Data entries:
● ● ● ● ●

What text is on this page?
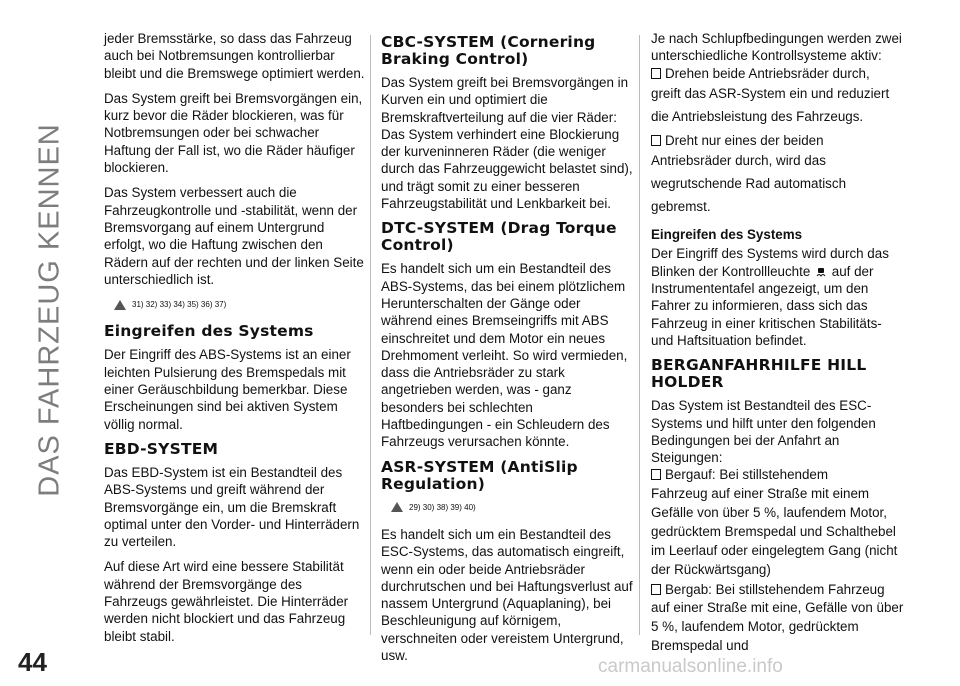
DAS FAHRZEUG KENNEN

jeder Bremsstärke, so dass das Fahrzeug auch bei Notbremsungen kontrollierbar bleibt und die Bremswege optimiert werden.

Das System greift bei Bremsvorgängen ein, kurz bevor die Räder blockieren, was für Notbremsungen oder bei schwacher Haftung der Fall ist, wo die Räder häufiger blockieren.

Das System verbessert auch die Fahrzeugkontrolle und -stabilität, wenn der Bremsvorgang auf einem Untergrund erfolgt, wo die Haftung zwischen den Rädern auf der rechten und der linken Seite unterschiedlich ist.

31) 32) 33) 34) 35) 36) 37)
Eingreifen des Systems

Der Eingriff des ABS-Systems ist an einer leichten Pulsierung des Bremspedals mit einer Geräuschbildung bemerkbar. Diese Erscheinungen sind bei aktiven System völlig normal.

EBD-SYSTEM

Das EBD-System ist ein Bestandteil des ABS-Systems und greift während der Bremsvorgänge ein, um die Bremskraft optimal unter den Vorder- und Hinterrädern zu verteilen.

Auf diese Art wird eine bessere Stabilität während der Bremsvorgänge des Fahrzeugs gewährleistet. Die Hinterräder werden nicht blockiert und das Fahrzeug bleibt stabil.

CBC-SYSTEM (Cornering Braking Control)

Das System greift bei Bremsvorgängen in Kurven ein und optimiert die Bremskraftverteilung auf die vier Räder: Das System verhindert eine Blockierung der kurveninneren Räder (die weniger durch das Fahrzeuggewicht belastet sind), und trägt somit zu einer besseren Fahrzeugstabilität und Lenkbarkeit bei.

DTC-SYSTEM (Drag Torque Control)

Es handelt sich um ein Bestandteil des ABS-Systems, das bei einem plötzlichem Herunterschalten der Gänge oder während eines Bremseingriffs mit ABS einschreitet und dem Motor ein neues Drehmoment verleiht. So wird vermieden, dass die Antriebsräder zu stark angetrieben werden, was - ganz besonders bei schlechten Haftbedingungen - ein Schleudern des Fahrzeugs verursachen könnte.

ASR-SYSTEM (AntiSlip Regulation)
29) 30) 38) 39) 40)

Es handelt sich um ein Bestandteil des ESC-Systems, das automatisch eingreift, wenn ein oder beide Antriebsräder durchrutschen und bei Haftungsverlust auf nassem Untergrund (Aquaplaning), bei Beschleunigung auf körnigem, verschneiten oder vereistem Untergrund, usw.

Je nach Schlupfbedingungen werden zwei unterschiedliche Kontrollsysteme aktiv:

Drehen beide Antriebsräder durch,

greift das ASR-System ein und reduziert die Antriebsleistung des Fahrzeugs.

Dreht nur eines der beiden

Antriebsräder durch, wird das wegrutschende Rad automatisch gebremst.

Eingreifen des Systems

Der Eingriff des Systems wird durch das Blinken der Kontrollleuchte auf der Instrumententafel angezeigt, um den Fahrer zu informieren, dass sich das Fahrzeug in einer kritischen Stabilitäts- und Haftsituation befindet.

BERGANFAHRHILFE HILL HOLDER

Das System ist Bestandteil des ESC-Systems und hilft unter den folgenden Bedingungen bei der Anfahrt an Steigungen:

Bergauf: Bei stillstehendem

Fahrzeug auf einer Straße mit einem Gefälle von über 5 %, laufendem Motor, gedrücktem Bremspedal und Schalthebel im Leerlauf oder eingelegtem Gang (nicht der Rückwärtsgang)

Bergab: Bei stillstehendem Fahrzeug

auf einer Straße mit eine, Gefälle von über 5 %, laufendem Motor, gedrücktem Bremspedal und

44	carmanualsonline.info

● ● ● ● ●

* _Your goal_: Transcribe the records above exactly, leaving out every picture.

* _Output of the exercise_:
What text is on this page?
DAS FAHRZEUG KENNEN

jeder Bremsstärke, so dass das Fahrzeug auch bei Notbremsungen kontrollierbar bleibt und die Bremswege optimiert werden.

Das System greift bei Bremsvorgängen ein, kurz bevor die Räder blockieren, was für Notbremsungen oder bei schwacher Haftung der Fall ist, wo die Räder häufiger blockieren.

Das System verbessert auch die Fahrzeugkontrolle und -stabilität, wenn der Bremsvorgang auf einem Untergrund erfolgt, wo die Haftung zwischen den Rädern auf der rechten und der linken Seite unterschiedlich ist.

31) 32) 33) 34) 35) 36) 37)
Eingreifen des Systems

Der Eingriff des ABS-Systems ist an einer leichten Pulsierung des Bremspedals mit einer Geräuschbildung bemerkbar. Diese Erscheinungen sind bei aktiven System völlig normal.

EBD-SYSTEM

Das EBD-System ist ein Bestandteil des ABS-Systems und greift während der Bremsvorgänge ein, um die Bremskraft optimal unter den Vorder- und Hinterrädern zu verteilen.

Auf diese Art wird eine bessere Stabilität während der Bremsvorgänge des Fahrzeugs gewährleistet. Die Hinterräder werden nicht blockiert und das Fahrzeug bleibt stabil.

CBC-SYSTEM (Cornering Braking Control)

Das System greift bei Bremsvorgängen in Kurven ein und optimiert die Bremskraftverteilung auf die vier Räder: Das System verhindert eine Blockierung der kurveninneren Räder (die weniger durch das Fahrzeuggewicht belastet sind), und trägt somit zu einer besseren Fahrzeugstabilität und Lenkbarkeit bei.

DTC-SYSTEM (Drag Torque Control)

Es handelt sich um ein Bestandteil des ABS-Systems, das bei einem plötzlichem Herunterschalten der Gänge oder während eines Bremseingriffs mit ABS einschreitet und dem Motor ein neues Drehmoment verleiht. So wird vermieden, dass die Antriebsräder zu stark angetrieben werden, was - ganz besonders bei schlechten Haftbedingungen - ein Schleudern des Fahrzeugs verursachen könnte.

ASR-SYSTEM (AntiSlip Regulation)
29) 30) 38) 39) 40)

Es handelt sich um ein Bestandteil des ESC-Systems, das automatisch eingreift, wenn ein oder beide Antriebsräder durchrutschen und bei Haftungsverlust auf nassem Untergrund (Aquaplaning), bei Beschleunigung auf körnigem, verschneiten oder vereistem Untergrund, usw.

Je nach Schlupfbedingungen werden zwei unterschiedliche Kontrollsysteme aktiv:

Drehen beide Antriebsräder durch,

greift das ASR-System ein und reduziert die Antriebsleistung des Fahrzeugs.

Dreht nur eines der beiden

Antriebsräder durch, wird das wegrutschende Rad automatisch gebremst.

Eingreifen des Systems

Der Eingriff des Systems wird durch das Blinken der Kontrollleuchte auf der Instrumententafel angezeigt, um den Fahrer zu informieren, dass sich das Fahrzeug in einer kritischen Stabilitäts- und Haftsituation befindet.

BERGANFAHRHILFE HILL HOLDER

Das System ist Bestandteil des ESC-Systems und hilft unter den folgenden Bedingungen bei der Anfahrt an Steigungen:

Bergauf: Bei stillstehendem

Fahrzeug auf einer Straße mit einem Gefälle von über 5 %, laufendem Motor, gedrücktem Bremspedal und Schalthebel im Leerlauf oder eingelegtem Gang (nicht der Rückwärtsgang)

Bergab: Bei stillstehendem Fahrzeug

auf einer Straße mit eine, Gefälle von über 5 %, laufendem Motor, gedrücktem Bremspedal und

44	carmanualsonline.info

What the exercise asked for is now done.